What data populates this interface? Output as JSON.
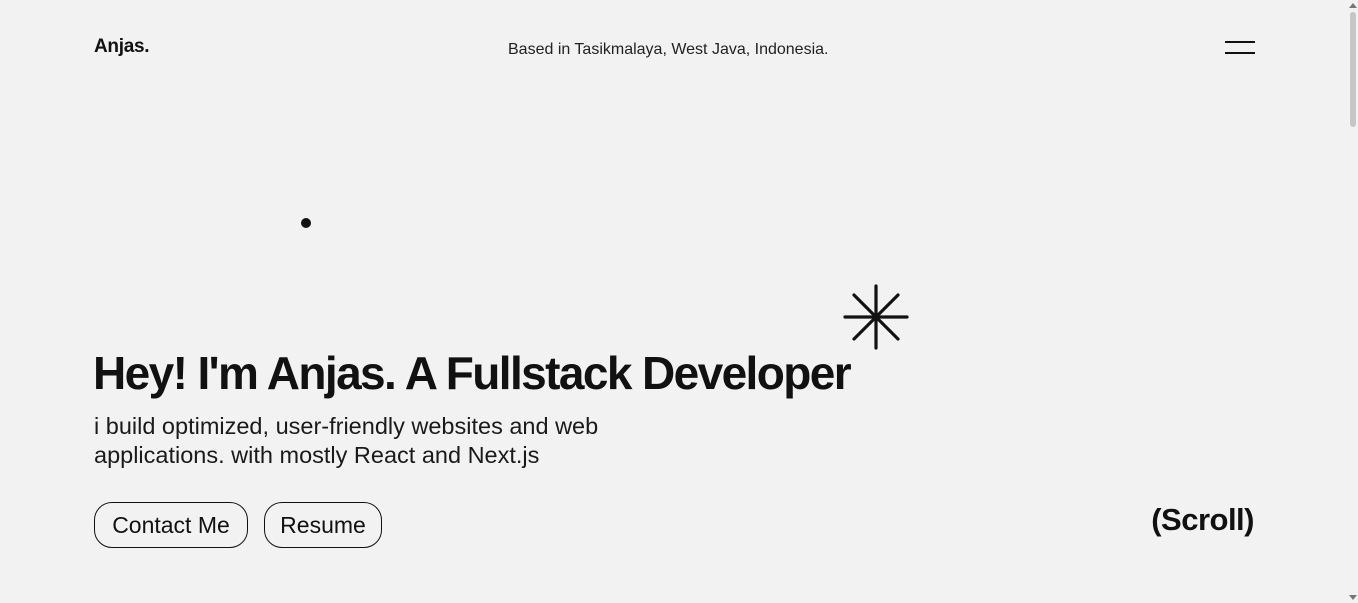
{
  "header": {
    "logo": "Anjas.",
    "location": "Based in Tasikmalaya, West Java, Indonesia.",
    "menu_icon": "hamburger-menu-icon"
  },
  "hero": {
    "decor_icon": "asterisk-icon",
    "headline": "Hey! I'm Anjas. A Fullstack Developer",
    "subline": "i build optimized, user-friendly websites and web applications. with mostly React and Next.js",
    "buttons": {
      "contact_label": "Contact Me",
      "resume_label": "Resume"
    },
    "scroll_label": "(Scroll)"
  },
  "colors": {
    "background": "#f2f2f2",
    "text": "#111111"
  }
}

# # #

Among the lines of the data, identify those with the word "icon". Copy each of them.

    "menu_icon": "hamburger-menu-icon"
    "decor_icon": "asterisk-icon",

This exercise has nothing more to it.